Repeat each line of the material below exactly as it appears, minus any pictures.

Dataset excerpts:
++++++++
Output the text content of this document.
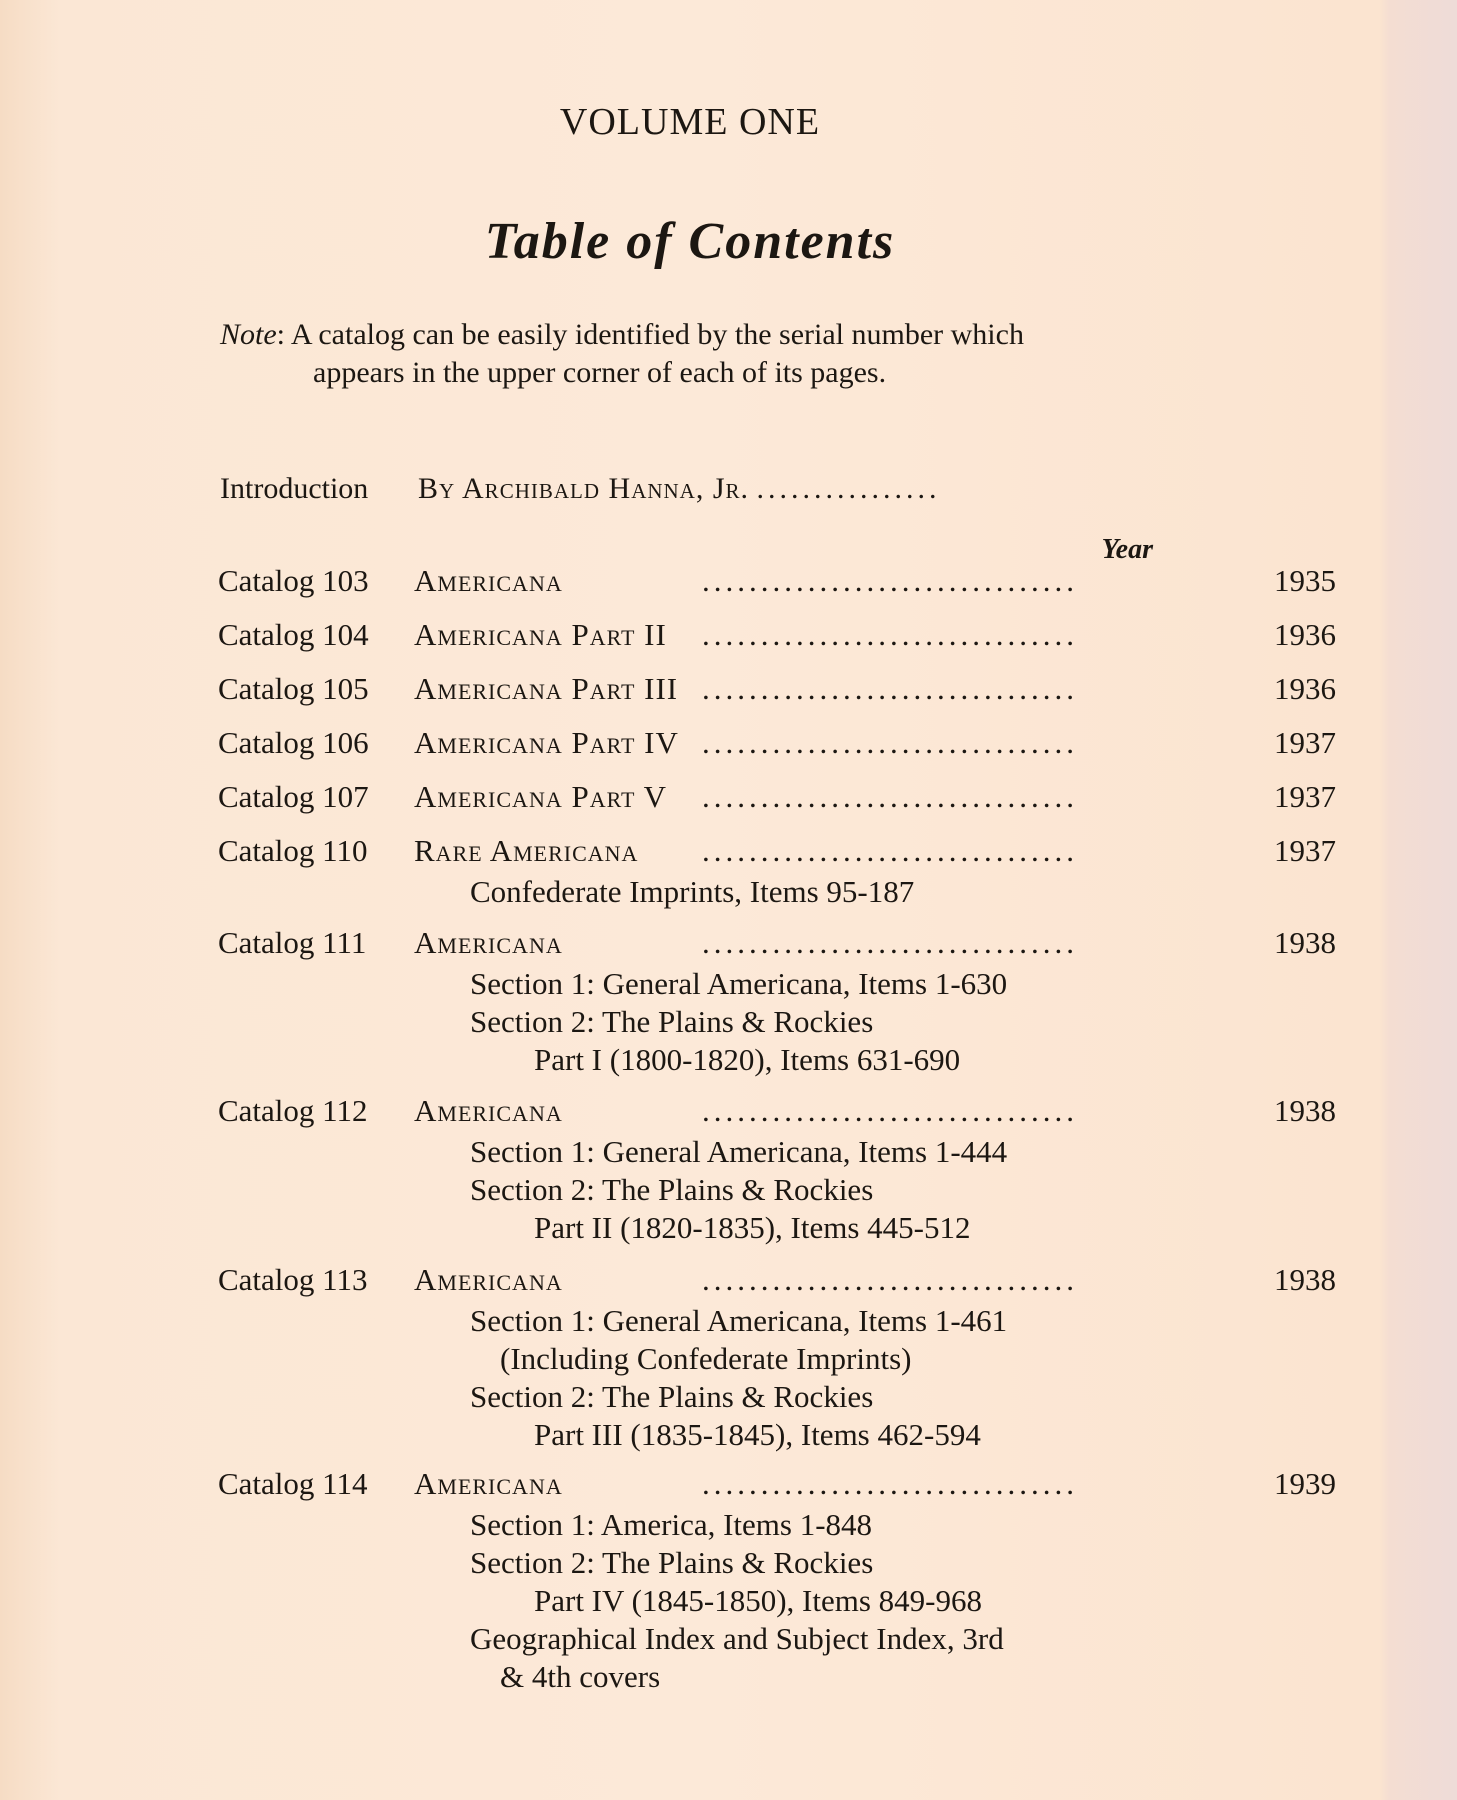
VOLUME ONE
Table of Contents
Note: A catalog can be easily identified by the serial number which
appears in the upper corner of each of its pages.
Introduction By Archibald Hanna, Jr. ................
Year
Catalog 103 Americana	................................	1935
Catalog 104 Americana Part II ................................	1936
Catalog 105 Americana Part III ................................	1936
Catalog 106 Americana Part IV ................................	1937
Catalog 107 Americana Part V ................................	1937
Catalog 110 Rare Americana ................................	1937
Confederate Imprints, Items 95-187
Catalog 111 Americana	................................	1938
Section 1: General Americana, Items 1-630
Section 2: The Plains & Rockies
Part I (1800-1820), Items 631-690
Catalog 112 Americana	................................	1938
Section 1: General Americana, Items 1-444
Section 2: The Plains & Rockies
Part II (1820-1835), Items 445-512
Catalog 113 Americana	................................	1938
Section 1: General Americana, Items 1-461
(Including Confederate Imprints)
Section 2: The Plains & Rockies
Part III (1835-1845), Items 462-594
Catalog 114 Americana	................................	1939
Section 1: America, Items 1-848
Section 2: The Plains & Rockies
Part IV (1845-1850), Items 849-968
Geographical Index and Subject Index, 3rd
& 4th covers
++++++++
The solution:
Output the text content of this document.
VOLUME ONE
Table of Contents
Note: A catalog can be easily identified by the serial number which
appears in the upper corner of each of its pages.
Introduction By Archibald Hanna, Jr. ................
Year
Catalog 103 Americana	................................	1935
Catalog 104 Americana Part II ................................	1936
Catalog 105 Americana Part III ................................	1936
Catalog 106 Americana Part IV ................................	1937
Catalog 107 Americana Part V ................................	1937
Catalog 110 Rare Americana ................................	1937
Confederate Imprints, Items 95-187
Catalog 111 Americana	................................	1938
Section 1: General Americana, Items 1-630
Section 2: The Plains & Rockies
Part I (1800-1820), Items 631-690
Catalog 112 Americana	................................	1938
Section 1: General Americana, Items 1-444
Section 2: The Plains & Rockies
Part II (1820-1835), Items 445-512
Catalog 113 Americana	................................	1938
Section 1: General Americana, Items 1-461
(Including Confederate Imprints)
Section 2: The Plains & Rockies
Part III (1835-1845), Items 462-594
Catalog 114 Americana	................................	1939
Section 1: America, Items 1-848
Section 2: The Plains & Rockies
Part IV (1845-1850), Items 849-968
Geographical Index and Subject Index, 3rd
& 4th covers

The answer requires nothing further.